## WHAT YOU HAVE TO DO
Write out every line of the material as it stands, apart from the pictures.
** START GIVEN RECORDS **
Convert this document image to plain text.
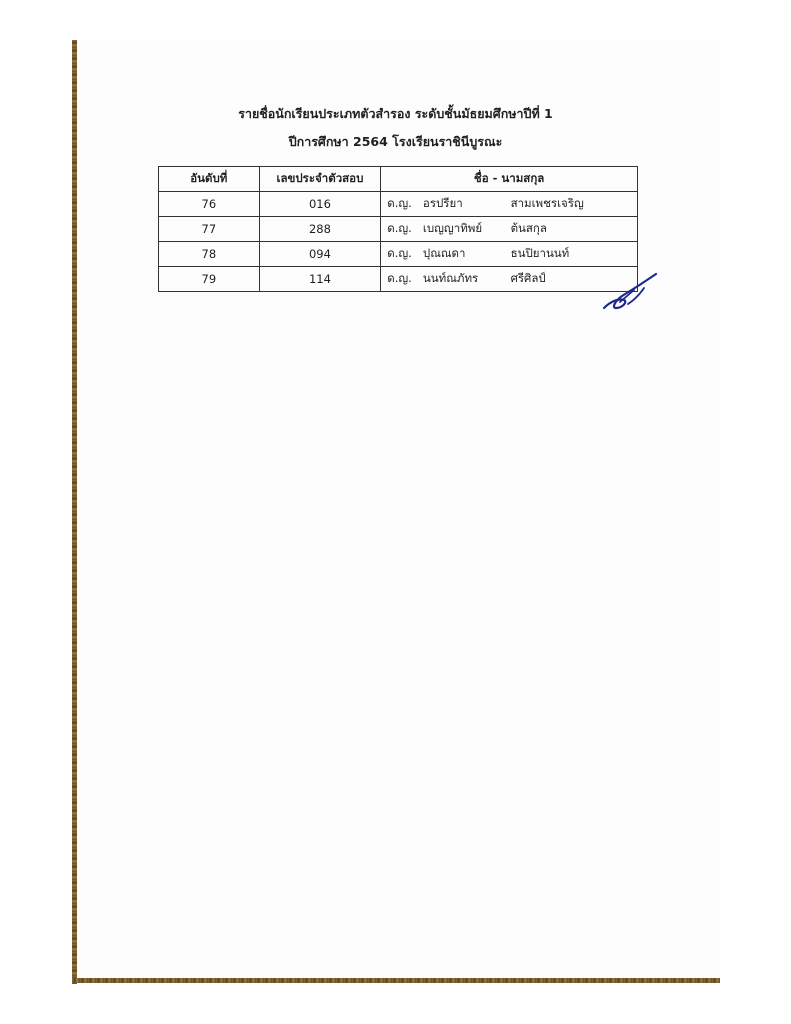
รายชื่อนักเรียนประเภทตัวสำรอง ระดับชั้นมัธยมศึกษาปีที่ 1
ปีการศึกษา 2564 โรงเรียนราชินีบูรณะ
อันดับที่	เลขประจำตัวสอบ	ชื่อ - นามสกุล
76	016	ด.ญ. อรปรียา สามเพชรเจริญ
77	288	ด.ญ. เบญญาทิพย์ ต้นสกุล
78	094	ด.ญ. ปุณณดา ธนปิยานนท์
79	114	ด.ญ. นนท์ณภัทร ศรีศิลป์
** END GIVEN RECORDS **
## PROBLEM SOLUTION
Convert this document image to plain text.
รายชื่อนักเรียนประเภทตัวสำรอง ระดับชั้นมัธยมศึกษาปีที่ 1
ปีการศึกษา 2564 โรงเรียนราชินีบูรณะ
อันดับที่	เลขประจำตัวสอบ	ชื่อ - นามสกุล
76	016	ด.ญ. อรปรียา สามเพชรเจริญ
77	288	ด.ญ. เบญญาทิพย์ ต้นสกุล
78	094	ด.ญ. ปุณณดา ธนปิยานนท์
79	114	ด.ญ. นนท์ณภัทร ศรีศิลป์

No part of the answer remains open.